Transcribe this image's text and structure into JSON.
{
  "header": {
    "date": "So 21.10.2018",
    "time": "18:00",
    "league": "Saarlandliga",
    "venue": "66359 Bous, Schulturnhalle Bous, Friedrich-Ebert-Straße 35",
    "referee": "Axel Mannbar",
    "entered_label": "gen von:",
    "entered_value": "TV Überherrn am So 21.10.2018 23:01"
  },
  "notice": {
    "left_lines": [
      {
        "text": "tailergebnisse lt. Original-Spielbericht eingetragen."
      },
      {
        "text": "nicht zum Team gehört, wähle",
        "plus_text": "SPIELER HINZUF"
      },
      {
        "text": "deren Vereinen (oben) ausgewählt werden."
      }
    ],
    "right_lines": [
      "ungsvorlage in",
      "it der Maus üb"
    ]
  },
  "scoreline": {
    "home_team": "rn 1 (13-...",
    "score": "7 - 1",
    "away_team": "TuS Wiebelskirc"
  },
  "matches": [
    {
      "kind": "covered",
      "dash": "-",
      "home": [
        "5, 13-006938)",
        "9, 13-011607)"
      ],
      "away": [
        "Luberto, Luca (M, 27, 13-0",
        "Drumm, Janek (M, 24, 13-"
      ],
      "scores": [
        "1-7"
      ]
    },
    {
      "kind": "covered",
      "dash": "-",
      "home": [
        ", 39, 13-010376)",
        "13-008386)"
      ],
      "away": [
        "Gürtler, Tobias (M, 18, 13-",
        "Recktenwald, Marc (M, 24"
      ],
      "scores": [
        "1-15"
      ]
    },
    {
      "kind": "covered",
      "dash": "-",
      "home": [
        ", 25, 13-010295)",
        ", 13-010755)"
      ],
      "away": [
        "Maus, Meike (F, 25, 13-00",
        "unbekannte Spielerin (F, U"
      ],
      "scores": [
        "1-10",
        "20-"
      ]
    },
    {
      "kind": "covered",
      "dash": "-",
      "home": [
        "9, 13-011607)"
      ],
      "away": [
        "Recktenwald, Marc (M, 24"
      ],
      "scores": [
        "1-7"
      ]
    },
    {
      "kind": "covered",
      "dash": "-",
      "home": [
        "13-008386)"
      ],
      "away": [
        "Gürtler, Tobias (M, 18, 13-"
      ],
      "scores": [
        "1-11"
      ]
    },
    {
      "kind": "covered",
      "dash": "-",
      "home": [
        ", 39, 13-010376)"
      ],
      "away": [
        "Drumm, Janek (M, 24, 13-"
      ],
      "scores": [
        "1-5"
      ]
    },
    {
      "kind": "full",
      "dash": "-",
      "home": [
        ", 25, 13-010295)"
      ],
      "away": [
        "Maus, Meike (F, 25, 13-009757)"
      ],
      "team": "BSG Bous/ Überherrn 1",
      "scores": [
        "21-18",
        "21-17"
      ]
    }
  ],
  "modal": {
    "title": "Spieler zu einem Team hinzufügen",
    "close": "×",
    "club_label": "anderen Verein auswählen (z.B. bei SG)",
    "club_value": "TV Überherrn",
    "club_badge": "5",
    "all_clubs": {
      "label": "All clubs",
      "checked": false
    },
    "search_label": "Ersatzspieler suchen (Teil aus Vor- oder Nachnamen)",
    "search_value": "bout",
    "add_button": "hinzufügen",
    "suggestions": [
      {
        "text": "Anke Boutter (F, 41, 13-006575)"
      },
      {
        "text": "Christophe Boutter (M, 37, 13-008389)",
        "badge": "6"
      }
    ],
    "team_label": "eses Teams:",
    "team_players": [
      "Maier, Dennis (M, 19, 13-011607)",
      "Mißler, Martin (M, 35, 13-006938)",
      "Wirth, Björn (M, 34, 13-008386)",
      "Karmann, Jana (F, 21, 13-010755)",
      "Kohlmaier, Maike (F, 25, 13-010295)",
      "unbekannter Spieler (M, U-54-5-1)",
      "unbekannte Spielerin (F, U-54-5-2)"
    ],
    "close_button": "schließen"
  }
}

* _OBJECTIVE_
From the records above, pick out and copy each line holding the word "Maus".

* _CORRECT RESULT_
      "it der Maus üb"
        "Maus, Meike (F, 25, 13-00",
        "Maus, Meike (F, 25, 13-009757)"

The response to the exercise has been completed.